(Chart and figure data)
======

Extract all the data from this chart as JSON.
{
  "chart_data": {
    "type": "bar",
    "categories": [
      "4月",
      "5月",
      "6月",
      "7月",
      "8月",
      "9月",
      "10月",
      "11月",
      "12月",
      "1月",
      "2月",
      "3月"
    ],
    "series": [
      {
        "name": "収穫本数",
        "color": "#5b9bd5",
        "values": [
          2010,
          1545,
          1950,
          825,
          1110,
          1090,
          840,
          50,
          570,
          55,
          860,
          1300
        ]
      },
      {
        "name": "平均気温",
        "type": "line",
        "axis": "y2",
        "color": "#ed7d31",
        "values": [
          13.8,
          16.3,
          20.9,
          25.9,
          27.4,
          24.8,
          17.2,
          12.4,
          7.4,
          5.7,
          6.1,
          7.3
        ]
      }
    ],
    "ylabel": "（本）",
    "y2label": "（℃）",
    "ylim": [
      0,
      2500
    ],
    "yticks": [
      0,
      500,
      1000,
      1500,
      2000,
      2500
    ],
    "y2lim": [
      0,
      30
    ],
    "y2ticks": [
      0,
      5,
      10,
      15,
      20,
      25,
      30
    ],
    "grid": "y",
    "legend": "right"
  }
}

======

EXERCISE TASK: The records above should be duplicated in full, exactly as given.

SOLUTION TO THIS PROBLEM:
Extract all the data from this chart as JSON.
{
  "chart_data": {
    "type": "bar",
    "categories": [
      "4月",
      "5月",
      "6月",
      "7月",
      "8月",
      "9月",
      "10月",
      "11月",
      "12月",
      "1月",
      "2月",
      "3月"
    ],
    "series": [
      {
        "name": "収穫本数",
        "color": "#5b9bd5",
        "values": [
          2010,
          1545,
          1950,
          825,
          1110,
          1090,
          840,
          50,
          570,
          55,
          860,
          1300
        ]
      },
      {
        "name": "平均気温",
        "type": "line",
        "axis": "y2",
        "color": "#ed7d31",
        "values": [
          13.8,
          16.3,
          20.9,
          25.9,
          27.4,
          24.8,
          17.2,
          12.4,
          7.4,
          5.7,
          6.1,
          7.3
        ]
      }
    ],
    "ylabel": "（本）",
    "y2label": "（℃）",
    "ylim": [
      0,
      2500
    ],
    "yticks": [
      0,
      500,
      1000,
      1500,
      2000,
      2500
    ],
    "y2lim": [
      0,
      30
    ],
    "y2ticks": [
      0,
      5,
      10,
      15,
      20,
      25,
      30
    ],
    "grid": "y",
    "legend": "right"
  }
}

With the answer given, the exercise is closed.